Requirement
Keep only those lines of the records that include the string "dans".
-- START --
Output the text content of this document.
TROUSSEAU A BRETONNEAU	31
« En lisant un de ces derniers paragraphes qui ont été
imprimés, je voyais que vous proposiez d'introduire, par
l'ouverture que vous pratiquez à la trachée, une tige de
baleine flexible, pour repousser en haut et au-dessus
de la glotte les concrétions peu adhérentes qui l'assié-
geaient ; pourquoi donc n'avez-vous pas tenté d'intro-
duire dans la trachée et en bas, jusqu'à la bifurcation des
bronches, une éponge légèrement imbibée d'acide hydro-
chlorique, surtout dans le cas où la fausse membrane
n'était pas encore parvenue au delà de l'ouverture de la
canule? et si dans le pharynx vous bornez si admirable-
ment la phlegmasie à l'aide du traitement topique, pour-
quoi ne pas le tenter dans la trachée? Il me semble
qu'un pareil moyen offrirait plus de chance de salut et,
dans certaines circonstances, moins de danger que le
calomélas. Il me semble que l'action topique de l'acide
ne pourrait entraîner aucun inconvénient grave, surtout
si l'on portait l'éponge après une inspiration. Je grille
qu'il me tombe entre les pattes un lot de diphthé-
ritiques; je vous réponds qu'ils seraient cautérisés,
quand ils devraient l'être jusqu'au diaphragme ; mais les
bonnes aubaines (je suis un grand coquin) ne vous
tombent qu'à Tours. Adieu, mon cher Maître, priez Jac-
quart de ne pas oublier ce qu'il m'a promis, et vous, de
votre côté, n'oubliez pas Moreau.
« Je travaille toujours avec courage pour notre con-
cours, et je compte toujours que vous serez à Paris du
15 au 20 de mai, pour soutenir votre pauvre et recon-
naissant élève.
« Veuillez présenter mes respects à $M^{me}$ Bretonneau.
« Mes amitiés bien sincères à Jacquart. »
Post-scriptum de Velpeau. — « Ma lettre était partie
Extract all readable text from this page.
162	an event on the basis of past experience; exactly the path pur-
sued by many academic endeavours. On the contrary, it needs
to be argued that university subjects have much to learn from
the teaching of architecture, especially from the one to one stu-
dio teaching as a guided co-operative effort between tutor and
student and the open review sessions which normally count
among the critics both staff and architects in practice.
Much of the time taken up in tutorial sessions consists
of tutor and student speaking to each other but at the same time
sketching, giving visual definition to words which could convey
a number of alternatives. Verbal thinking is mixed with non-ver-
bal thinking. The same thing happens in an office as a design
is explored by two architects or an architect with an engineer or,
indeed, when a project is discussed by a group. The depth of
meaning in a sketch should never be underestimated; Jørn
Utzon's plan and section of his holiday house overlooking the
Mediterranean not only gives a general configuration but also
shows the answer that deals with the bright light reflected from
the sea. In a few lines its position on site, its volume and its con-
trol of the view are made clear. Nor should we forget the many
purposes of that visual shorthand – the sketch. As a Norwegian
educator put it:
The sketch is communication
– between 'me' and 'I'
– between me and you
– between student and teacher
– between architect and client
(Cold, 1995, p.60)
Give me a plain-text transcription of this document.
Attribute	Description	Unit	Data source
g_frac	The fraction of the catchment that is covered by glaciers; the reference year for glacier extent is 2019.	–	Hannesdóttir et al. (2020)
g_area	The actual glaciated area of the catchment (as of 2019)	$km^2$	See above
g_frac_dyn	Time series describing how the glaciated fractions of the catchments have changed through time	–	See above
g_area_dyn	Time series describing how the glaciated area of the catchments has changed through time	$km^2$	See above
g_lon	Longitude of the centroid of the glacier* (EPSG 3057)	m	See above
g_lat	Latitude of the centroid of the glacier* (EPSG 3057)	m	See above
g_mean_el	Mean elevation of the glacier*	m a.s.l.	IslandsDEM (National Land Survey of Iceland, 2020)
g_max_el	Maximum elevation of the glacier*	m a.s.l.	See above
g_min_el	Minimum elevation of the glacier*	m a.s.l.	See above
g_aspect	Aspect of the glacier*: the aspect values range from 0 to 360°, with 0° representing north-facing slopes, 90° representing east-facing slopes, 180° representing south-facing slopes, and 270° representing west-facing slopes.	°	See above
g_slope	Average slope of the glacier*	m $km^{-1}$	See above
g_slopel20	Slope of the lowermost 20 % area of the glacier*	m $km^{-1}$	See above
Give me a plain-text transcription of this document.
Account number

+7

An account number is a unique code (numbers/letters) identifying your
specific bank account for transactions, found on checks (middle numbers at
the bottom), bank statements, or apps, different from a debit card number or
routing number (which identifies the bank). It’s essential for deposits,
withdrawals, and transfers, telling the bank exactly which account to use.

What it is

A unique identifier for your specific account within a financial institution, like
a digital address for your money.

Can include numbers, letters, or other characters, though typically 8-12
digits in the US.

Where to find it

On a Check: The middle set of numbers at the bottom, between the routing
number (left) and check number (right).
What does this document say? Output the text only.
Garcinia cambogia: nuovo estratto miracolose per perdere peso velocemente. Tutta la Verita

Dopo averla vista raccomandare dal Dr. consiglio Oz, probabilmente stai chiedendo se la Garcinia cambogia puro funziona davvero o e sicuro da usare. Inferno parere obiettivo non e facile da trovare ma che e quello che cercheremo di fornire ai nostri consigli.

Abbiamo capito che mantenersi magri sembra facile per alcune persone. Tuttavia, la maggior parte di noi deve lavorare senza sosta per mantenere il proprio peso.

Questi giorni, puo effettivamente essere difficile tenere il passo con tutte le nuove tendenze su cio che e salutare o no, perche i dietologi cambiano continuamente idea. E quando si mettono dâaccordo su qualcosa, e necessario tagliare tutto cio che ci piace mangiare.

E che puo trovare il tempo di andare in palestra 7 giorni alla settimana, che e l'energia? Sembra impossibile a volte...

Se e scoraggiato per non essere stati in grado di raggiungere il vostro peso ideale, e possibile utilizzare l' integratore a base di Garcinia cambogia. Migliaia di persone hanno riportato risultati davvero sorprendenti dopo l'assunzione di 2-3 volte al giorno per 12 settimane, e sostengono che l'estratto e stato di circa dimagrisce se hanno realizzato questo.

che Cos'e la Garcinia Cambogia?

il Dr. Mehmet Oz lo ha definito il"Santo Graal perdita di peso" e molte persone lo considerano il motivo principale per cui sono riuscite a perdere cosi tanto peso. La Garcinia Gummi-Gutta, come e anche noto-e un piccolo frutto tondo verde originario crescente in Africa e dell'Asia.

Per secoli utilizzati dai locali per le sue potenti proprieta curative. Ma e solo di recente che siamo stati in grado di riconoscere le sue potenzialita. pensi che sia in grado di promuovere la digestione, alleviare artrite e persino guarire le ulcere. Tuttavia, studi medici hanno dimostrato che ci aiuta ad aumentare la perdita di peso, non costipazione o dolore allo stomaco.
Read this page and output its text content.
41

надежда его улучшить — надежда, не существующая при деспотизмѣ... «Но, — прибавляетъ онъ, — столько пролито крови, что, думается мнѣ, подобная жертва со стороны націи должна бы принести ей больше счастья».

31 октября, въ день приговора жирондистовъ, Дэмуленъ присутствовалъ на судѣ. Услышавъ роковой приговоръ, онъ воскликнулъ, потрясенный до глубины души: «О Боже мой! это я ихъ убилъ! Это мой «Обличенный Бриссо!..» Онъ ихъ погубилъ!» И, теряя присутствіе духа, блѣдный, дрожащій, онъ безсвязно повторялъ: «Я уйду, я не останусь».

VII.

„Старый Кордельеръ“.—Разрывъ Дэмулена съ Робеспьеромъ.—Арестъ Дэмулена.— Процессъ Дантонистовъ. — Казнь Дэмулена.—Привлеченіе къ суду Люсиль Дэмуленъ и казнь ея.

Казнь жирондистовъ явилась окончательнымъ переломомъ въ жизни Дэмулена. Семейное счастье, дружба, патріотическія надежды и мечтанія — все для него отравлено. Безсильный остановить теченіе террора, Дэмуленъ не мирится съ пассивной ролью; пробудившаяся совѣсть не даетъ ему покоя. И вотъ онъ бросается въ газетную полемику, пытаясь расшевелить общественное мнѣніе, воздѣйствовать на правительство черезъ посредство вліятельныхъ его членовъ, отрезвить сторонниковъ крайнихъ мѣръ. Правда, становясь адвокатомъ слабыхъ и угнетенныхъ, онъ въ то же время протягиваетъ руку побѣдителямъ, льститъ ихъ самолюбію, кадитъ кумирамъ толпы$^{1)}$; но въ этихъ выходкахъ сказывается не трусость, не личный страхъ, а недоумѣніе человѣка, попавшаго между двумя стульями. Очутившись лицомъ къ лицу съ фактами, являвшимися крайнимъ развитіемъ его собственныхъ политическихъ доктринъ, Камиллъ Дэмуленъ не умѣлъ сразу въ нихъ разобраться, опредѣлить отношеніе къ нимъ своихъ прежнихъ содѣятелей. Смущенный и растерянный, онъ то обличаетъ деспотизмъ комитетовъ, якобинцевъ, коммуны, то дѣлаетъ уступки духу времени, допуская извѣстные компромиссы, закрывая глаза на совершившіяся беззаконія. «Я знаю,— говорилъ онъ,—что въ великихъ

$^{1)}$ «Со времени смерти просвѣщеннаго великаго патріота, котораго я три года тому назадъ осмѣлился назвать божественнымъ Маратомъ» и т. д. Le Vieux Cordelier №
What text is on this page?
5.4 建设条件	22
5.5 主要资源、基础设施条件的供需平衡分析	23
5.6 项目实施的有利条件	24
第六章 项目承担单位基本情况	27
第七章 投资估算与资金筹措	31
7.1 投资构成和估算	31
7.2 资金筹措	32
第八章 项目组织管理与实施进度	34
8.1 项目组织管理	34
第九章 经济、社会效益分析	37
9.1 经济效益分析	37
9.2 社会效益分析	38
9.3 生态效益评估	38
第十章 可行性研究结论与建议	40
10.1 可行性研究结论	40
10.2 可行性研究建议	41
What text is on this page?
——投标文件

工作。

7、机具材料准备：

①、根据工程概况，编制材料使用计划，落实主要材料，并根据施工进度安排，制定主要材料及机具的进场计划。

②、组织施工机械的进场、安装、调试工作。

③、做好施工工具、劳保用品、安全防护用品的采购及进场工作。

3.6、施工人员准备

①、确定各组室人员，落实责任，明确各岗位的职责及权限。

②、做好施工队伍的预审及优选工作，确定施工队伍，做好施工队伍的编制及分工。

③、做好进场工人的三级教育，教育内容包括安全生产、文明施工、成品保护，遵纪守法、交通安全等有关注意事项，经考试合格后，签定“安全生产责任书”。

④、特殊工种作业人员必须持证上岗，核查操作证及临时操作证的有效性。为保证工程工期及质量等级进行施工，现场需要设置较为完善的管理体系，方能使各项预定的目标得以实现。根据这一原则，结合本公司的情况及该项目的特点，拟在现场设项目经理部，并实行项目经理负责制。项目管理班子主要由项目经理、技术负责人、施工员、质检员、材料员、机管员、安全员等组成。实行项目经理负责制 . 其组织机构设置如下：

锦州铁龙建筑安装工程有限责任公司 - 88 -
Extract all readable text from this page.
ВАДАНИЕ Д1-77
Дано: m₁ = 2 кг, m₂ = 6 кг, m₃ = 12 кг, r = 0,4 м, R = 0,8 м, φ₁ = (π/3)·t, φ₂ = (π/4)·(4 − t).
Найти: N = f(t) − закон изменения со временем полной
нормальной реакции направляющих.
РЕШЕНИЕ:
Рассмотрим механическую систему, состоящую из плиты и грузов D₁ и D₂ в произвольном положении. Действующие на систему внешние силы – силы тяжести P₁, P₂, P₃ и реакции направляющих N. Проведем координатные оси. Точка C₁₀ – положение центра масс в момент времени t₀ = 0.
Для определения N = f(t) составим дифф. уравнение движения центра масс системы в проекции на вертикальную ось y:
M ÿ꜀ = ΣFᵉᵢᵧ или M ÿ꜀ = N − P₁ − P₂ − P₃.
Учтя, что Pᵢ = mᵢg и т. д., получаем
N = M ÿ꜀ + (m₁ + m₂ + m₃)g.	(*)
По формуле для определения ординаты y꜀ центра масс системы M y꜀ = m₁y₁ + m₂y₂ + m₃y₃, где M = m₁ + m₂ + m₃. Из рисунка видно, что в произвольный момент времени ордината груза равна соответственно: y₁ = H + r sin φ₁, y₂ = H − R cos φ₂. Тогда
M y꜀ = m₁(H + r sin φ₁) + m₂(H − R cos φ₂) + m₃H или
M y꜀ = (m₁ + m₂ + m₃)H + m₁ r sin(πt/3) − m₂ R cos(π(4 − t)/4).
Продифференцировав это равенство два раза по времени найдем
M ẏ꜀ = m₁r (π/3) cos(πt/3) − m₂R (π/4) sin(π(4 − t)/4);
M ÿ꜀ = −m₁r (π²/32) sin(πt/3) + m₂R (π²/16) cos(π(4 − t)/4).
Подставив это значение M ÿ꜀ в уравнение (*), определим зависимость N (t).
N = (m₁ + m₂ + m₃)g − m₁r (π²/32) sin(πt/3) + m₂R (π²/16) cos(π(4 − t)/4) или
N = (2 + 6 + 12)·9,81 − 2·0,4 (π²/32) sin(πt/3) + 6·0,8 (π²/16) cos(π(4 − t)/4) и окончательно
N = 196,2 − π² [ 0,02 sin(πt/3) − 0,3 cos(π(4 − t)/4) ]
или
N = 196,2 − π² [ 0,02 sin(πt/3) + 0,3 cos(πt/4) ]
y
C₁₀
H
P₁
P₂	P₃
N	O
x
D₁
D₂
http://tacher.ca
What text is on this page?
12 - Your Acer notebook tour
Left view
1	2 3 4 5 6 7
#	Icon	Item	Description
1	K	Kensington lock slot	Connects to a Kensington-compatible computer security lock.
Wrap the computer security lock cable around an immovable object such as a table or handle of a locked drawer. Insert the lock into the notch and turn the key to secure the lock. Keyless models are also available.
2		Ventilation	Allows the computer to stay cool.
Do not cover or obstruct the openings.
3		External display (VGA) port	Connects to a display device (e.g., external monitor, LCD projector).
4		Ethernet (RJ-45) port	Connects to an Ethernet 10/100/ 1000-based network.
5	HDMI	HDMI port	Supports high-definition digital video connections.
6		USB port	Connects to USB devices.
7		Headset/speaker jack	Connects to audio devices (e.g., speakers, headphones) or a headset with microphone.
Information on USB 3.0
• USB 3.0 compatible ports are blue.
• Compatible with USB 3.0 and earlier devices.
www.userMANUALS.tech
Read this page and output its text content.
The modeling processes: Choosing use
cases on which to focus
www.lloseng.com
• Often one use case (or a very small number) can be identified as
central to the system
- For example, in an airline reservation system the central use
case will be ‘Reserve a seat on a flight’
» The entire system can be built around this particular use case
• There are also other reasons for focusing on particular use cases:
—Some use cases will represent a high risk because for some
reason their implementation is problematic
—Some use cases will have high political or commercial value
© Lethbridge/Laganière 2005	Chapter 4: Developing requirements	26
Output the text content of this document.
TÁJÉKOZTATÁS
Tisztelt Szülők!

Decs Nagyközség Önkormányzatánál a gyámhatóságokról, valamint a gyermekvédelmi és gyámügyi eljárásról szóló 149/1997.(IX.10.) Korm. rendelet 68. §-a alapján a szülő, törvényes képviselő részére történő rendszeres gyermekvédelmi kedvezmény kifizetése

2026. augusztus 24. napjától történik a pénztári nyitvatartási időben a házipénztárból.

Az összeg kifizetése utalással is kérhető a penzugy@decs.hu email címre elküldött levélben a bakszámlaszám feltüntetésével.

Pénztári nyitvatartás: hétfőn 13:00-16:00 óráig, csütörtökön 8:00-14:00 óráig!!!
-- END --
Full response
duire dans la trachée et en bas, jusqu'à la bifurcation des
chlorique, surtout dans le cas où la fausse membrane
canule? et si dans le pharynx vous bornez si admirable-
quoi ne pas le tenter dans la trachée? Il me semble
dans certaines circonstances, moins de danger que le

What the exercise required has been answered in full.